Your objective: Would you return all of this data exactly, leaving nothing out?

Excerpted records:
** BEGIN **

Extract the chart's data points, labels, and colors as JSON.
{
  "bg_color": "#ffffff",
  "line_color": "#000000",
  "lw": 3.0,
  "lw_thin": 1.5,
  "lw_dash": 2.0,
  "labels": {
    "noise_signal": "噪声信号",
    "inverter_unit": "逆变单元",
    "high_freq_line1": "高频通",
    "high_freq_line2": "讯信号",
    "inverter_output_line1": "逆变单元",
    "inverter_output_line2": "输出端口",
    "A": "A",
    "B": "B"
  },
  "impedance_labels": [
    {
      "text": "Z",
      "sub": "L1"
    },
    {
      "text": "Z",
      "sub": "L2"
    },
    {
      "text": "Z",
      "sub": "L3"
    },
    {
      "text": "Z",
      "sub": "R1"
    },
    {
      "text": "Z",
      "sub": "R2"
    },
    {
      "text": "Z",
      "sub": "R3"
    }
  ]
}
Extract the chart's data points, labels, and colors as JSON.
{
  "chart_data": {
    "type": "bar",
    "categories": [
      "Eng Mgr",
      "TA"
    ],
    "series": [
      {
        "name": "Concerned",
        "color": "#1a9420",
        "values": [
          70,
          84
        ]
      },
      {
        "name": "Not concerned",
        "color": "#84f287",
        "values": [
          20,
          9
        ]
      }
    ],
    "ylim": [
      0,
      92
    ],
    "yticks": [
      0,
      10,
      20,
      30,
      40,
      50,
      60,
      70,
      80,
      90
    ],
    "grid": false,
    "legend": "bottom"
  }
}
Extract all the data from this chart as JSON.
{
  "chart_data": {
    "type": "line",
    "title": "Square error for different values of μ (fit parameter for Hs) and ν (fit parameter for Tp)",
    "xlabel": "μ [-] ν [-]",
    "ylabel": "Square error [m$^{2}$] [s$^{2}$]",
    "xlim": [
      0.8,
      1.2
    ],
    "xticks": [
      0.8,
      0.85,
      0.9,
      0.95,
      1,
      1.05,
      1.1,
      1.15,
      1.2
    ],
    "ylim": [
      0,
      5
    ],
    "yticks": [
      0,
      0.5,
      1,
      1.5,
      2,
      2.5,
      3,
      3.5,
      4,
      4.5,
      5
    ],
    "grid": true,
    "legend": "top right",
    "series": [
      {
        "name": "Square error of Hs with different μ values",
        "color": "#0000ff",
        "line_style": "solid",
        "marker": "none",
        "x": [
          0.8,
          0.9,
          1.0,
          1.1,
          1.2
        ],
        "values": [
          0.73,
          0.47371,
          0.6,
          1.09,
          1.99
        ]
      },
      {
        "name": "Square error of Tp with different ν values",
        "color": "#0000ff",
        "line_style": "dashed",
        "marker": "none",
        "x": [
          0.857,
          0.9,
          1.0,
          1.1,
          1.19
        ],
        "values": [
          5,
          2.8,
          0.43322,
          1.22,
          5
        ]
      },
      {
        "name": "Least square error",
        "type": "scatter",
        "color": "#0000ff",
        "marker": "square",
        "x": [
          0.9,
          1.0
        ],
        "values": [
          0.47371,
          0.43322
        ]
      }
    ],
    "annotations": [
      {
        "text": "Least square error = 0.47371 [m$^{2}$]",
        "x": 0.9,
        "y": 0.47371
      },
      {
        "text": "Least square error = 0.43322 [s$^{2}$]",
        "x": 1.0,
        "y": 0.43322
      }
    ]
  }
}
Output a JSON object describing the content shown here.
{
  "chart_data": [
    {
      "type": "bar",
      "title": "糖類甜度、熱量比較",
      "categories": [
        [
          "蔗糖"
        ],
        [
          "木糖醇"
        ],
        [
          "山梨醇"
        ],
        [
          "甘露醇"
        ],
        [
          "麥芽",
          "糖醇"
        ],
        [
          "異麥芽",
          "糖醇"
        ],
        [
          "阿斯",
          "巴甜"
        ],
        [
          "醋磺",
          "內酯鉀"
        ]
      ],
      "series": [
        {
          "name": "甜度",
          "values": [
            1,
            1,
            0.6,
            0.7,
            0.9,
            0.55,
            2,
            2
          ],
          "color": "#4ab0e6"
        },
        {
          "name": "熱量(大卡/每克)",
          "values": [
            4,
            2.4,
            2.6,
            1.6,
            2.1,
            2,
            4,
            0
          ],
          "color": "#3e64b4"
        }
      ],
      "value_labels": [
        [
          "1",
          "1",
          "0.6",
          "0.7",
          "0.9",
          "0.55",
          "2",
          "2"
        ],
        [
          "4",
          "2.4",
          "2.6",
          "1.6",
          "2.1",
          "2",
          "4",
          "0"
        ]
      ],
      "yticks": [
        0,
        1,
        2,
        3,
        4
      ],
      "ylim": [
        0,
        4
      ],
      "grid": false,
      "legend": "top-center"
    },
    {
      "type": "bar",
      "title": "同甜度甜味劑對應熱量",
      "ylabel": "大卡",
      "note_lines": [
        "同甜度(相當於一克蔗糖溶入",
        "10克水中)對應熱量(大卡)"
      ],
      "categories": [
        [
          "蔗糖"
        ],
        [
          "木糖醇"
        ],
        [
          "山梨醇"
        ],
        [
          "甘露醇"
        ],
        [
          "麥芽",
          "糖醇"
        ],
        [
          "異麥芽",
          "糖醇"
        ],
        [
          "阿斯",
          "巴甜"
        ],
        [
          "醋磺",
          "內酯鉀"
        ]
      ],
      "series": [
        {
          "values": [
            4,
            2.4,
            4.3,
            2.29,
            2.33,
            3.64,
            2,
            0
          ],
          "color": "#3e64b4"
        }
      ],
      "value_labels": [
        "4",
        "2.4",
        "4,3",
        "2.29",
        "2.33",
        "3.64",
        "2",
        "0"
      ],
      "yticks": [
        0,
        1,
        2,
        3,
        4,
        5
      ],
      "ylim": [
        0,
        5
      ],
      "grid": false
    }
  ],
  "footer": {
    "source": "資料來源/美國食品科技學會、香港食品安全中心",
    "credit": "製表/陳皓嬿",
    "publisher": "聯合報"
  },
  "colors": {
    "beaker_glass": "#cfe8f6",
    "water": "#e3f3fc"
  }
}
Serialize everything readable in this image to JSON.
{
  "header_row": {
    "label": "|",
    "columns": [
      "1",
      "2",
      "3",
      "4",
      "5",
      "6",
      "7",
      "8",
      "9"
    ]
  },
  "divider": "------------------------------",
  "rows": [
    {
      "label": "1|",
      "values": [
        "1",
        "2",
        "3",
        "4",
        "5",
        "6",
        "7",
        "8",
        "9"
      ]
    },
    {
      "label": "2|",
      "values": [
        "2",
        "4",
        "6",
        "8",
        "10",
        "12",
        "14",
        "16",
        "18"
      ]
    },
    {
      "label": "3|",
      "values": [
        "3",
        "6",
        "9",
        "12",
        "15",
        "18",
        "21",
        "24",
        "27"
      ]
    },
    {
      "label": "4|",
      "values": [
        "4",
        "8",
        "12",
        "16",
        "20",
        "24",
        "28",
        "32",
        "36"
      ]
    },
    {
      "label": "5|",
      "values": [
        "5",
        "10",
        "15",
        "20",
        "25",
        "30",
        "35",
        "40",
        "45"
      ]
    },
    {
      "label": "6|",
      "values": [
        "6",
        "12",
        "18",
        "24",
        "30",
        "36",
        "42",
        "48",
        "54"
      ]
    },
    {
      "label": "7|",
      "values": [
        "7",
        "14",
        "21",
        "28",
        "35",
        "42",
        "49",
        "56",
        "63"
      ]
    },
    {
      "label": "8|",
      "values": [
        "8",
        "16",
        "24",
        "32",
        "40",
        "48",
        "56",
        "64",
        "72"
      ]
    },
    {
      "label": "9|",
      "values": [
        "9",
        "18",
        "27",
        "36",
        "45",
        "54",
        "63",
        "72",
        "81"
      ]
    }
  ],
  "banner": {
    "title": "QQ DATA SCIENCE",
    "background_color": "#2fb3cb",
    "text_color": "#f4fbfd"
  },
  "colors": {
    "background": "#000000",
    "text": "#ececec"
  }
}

** END **

Exercise solution:
Extract the chart's data points, labels, and colors as JSON.
{
  "bg_color": "#ffffff",
  "line_color": "#000000",
  "lw": 3.0,
  "lw_thin": 1.5,
  "lw_dash": 2.0,
  "labels": {
    "noise_signal": "噪声信号",
    "inverter_unit": "逆变单元",
    "high_freq_line1": "高频通",
    "high_freq_line2": "讯信号",
    "inverter_output_line1": "逆变单元",
    "inverter_output_line2": "输出端口",
    "A": "A",
    "B": "B"
  },
  "impedance_labels": [
    {
      "text": "Z",
      "sub": "L1"
    },
    {
      "text": "Z",
      "sub": "L2"
    },
    {
      "text": "Z",
      "sub": "L3"
    },
    {
      "text": "Z",
      "sub": "R1"
    },
    {
      "text": "Z",
      "sub": "R2"
    },
    {
      "text": "Z",
      "sub": "R3"
    }
  ]
}
Extract the chart's data points, labels, and colors as JSON.
{
  "chart_data": {
    "type": "bar",
    "categories": [
      "Eng Mgr",
      "TA"
    ],
    "series": [
      {
        "name": "Concerned",
        "color": "#1a9420",
        "values": [
          70,
          84
        ]
      },
      {
        "name": "Not concerned",
        "color": "#84f287",
        "values": [
          20,
          9
        ]
      }
    ],
    "ylim": [
      0,
      92
    ],
    "yticks": [
      0,
      10,
      20,
      30,
      40,
      50,
      60,
      70,
      80,
      90
    ],
    "grid": false,
    "legend": "bottom"
  }
}
Extract all the data from this chart as JSON.
{
  "chart_data": {
    "type": "line",
    "title": "Square error for different values of μ (fit parameter for Hs) and ν (fit parameter for Tp)",
    "xlabel": "μ [-] ν [-]",
    "ylabel": "Square error [m$^{2}$] [s$^{2}$]",
    "xlim": [
      0.8,
      1.2
    ],
    "xticks": [
      0.8,
      0.85,
      0.9,
      0.95,
      1,
      1.05,
      1.1,
      1.15,
      1.2
    ],
    "ylim": [
      0,
      5
    ],
    "yticks": [
      0,
      0.5,
      1,
      1.5,
      2,
      2.5,
      3,
      3.5,
      4,
      4.5,
      5
    ],
    "grid": true,
    "legend": "top right",
    "series": [
      {
        "name": "Square error of Hs with different μ values",
        "color": "#0000ff",
        "line_style": "solid",
        "marker": "none",
        "x": [
          0.8,
          0.9,
          1.0,
          1.1,
          1.2
        ],
        "values": [
          0.73,
          0.47371,
          0.6,
          1.09,
          1.99
        ]
      },
      {
        "name": "Square error of Tp with different ν values",
        "color": "#0000ff",
        "line_style": "dashed",
        "marker": "none",
        "x": [
          0.857,
          0.9,
          1.0,
          1.1,
          1.19
        ],
        "values": [
          5,
          2.8,
          0.43322,
          1.22,
          5
        ]
      },
      {
        "name": "Least square error",
        "type": "scatter",
        "color": "#0000ff",
        "marker": "square",
        "x": [
          0.9,
          1.0
        ],
        "values": [
          0.47371,
          0.43322
        ]
      }
    ],
    "annotations": [
      {
        "text": "Least square error = 0.47371 [m$^{2}$]",
        "x": 0.9,
        "y": 0.47371
      },
      {
        "text": "Least square error = 0.43322 [s$^{2}$]",
        "x": 1.0,
        "y": 0.43322
      }
    ]
  }
}
Output a JSON object describing the content shown here.
{
  "chart_data": [
    {
      "type": "bar",
      "title": "糖類甜度、熱量比較",
      "categories": [
        [
          "蔗糖"
        ],
        [
          "木糖醇"
        ],
        [
          "山梨醇"
        ],
        [
          "甘露醇"
        ],
        [
          "麥芽",
          "糖醇"
        ],
        [
          "異麥芽",
          "糖醇"
        ],
        [
          "阿斯",
          "巴甜"
        ],
        [
          "醋磺",
          "內酯鉀"
        ]
      ],
      "series": [
        {
          "name": "甜度",
          "values": [
            1,
            1,
            0.6,
            0.7,
            0.9,
            0.55,
            2,
            2
          ],
          "color": "#4ab0e6"
        },
        {
          "name": "熱量(大卡/每克)",
          "values": [
            4,
            2.4,
            2.6,
            1.6,
            2.1,
            2,
            4,
            0
          ],
          "color": "#3e64b4"
        }
      ],
      "value_labels": [
        [
          "1",
          "1",
          "0.6",
          "0.7",
          "0.9",
          "0.55",
          "2",
          "2"
        ],
        [
          "4",
          "2.4",
          "2.6",
          "1.6",
          "2.1",
          "2",
          "4",
          "0"
        ]
      ],
      "yticks": [
        0,
        1,
        2,
        3,
        4
      ],
      "ylim": [
        0,
        4
      ],
      "grid": false,
      "legend": "top-center"
    },
    {
      "type": "bar",
      "title": "同甜度甜味劑對應熱量",
      "ylabel": "大卡",
      "note_lines": [
        "同甜度(相當於一克蔗糖溶入",
        "10克水中)對應熱量(大卡)"
      ],
      "categories": [
        [
          "蔗糖"
        ],
        [
          "木糖醇"
        ],
        [
          "山梨醇"
        ],
        [
          "甘露醇"
        ],
        [
          "麥芽",
          "糖醇"
        ],
        [
          "異麥芽",
          "糖醇"
        ],
        [
          "阿斯",
          "巴甜"
        ],
        [
          "醋磺",
          "內酯鉀"
        ]
      ],
      "series": [
        {
          "values": [
            4,
            2.4,
            4.3,
            2.29,
            2.33,
            3.64,
            2,
            0
          ],
          "color": "#3e64b4"
        }
      ],
      "value_labels": [
        "4",
        "2.4",
        "4,3",
        "2.29",
        "2.33",
        "3.64",
        "2",
        "0"
      ],
      "yticks": [
        0,
        1,
        2,
        3,
        4,
        5
      ],
      "ylim": [
        0,
        5
      ],
      "grid": false
    }
  ],
  "footer": {
    "source": "資料來源/美國食品科技學會、香港食品安全中心",
    "credit": "製表/陳皓嬿",
    "publisher": "聯合報"
  },
  "colors": {
    "beaker_glass": "#cfe8f6",
    "water": "#e3f3fc"
  }
}
Serialize everything readable in this image to JSON.
{
  "header_row": {
    "label": "|",
    "columns": [
      "1",
      "2",
      "3",
      "4",
      "5",
      "6",
      "7",
      "8",
      "9"
    ]
  },
  "divider": "------------------------------",
  "rows": [
    {
      "label": "1|",
      "values": [
        "1",
        "2",
        "3",
        "4",
        "5",
        "6",
        "7",
        "8",
        "9"
      ]
    },
    {
      "label": "2|",
      "values": [
        "2",
        "4",
        "6",
        "8",
        "10",
        "12",
        "14",
        "16",
        "18"
      ]
    },
    {
      "label": "3|",
      "values": [
        "3",
        "6",
        "9",
        "12",
        "15",
        "18",
        "21",
        "24",
        "27"
      ]
    },
    {
      "label": "4|",
      "values": [
        "4",
        "8",
        "12",
        "16",
        "20",
        "24",
        "28",
        "32",
        "36"
      ]
    },
    {
      "label": "5|",
      "values": [
        "5",
        "10",
        "15",
        "20",
        "25",
        "30",
        "35",
        "40",
        "45"
      ]
    },
    {
      "label": "6|",
      "values": [
        "6",
        "12",
        "18",
        "24",
        "30",
        "36",
        "42",
        "48",
        "54"
      ]
    },
    {
      "label": "7|",
      "values": [
        "7",
        "14",
        "21",
        "28",
        "35",
        "42",
        "49",
        "56",
        "63"
      ]
    },
    {
      "label": "8|",
      "values": [
        "8",
        "16",
        "24",
        "32",
        "40",
        "48",
        "56",
        "64",
        "72"
      ]
    },
    {
      "label": "9|",
      "values": [
        "9",
        "18",
        "27",
        "36",
        "45",
        "54",
        "63",
        "72",
        "81"
      ]
    }
  ],
  "banner": {
    "title": "QQ DATA SCIENCE",
    "background_color": "#2fb3cb",
    "text_color": "#f4fbfd"
  },
  "colors": {
    "background": "#000000",
    "text": "#ececec"
  }
}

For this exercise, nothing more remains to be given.